### Records of document pages:

__________

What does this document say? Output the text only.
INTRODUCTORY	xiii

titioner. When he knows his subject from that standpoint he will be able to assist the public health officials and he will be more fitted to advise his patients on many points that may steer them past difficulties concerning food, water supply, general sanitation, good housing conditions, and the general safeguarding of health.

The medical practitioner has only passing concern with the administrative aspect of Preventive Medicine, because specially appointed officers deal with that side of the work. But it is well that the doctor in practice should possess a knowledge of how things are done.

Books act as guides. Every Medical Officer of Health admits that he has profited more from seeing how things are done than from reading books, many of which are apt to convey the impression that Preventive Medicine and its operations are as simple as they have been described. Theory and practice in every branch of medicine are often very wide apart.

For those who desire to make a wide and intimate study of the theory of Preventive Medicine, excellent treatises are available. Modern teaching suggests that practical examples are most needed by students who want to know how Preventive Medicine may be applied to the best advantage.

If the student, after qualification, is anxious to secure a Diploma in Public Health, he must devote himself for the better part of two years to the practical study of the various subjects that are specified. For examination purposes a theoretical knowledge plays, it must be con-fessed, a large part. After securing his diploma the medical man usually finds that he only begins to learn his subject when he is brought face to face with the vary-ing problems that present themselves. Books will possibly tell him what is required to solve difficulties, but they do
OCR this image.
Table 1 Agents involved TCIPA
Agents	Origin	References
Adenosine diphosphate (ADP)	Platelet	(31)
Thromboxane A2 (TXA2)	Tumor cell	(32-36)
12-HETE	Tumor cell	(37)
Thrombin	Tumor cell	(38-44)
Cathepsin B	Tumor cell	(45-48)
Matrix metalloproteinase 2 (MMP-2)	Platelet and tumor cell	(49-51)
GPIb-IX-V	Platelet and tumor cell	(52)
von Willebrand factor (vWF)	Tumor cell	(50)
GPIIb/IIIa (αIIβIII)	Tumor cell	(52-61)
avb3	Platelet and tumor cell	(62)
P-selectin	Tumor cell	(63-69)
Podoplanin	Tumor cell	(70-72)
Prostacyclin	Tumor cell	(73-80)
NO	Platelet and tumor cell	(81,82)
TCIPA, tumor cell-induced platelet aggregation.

__________

### TASK DIRECTIONS:
Beginning at the line that holds "OCR this image.", reproduce each line of the records above down to and including the last one.

### TASK SOLUTION:
OCR this image.
Table 1 Agents involved TCIPA
Agents	Origin	References
Adenosine diphosphate (ADP)	Platelet	(31)
Thromboxane A2 (TXA2)	Tumor cell	(32-36)
12-HETE	Tumor cell	(37)
Thrombin	Tumor cell	(38-44)
Cathepsin B	Tumor cell	(45-48)
Matrix metalloproteinase 2 (MMP-2)	Platelet and tumor cell	(49-51)
GPIb-IX-V	Platelet and tumor cell	(52)
von Willebrand factor (vWF)	Tumor cell	(50)
GPIIb/IIIa (αIIβIII)	Tumor cell	(52-61)
avb3	Platelet and tumor cell	(62)
P-selectin	Tumor cell	(63-69)
Podoplanin	Tumor cell	(70-72)
Prostacyclin	Tumor cell	(73-80)
NO	Platelet and tumor cell	(81,82)
TCIPA, tumor cell-induced platelet aggregation.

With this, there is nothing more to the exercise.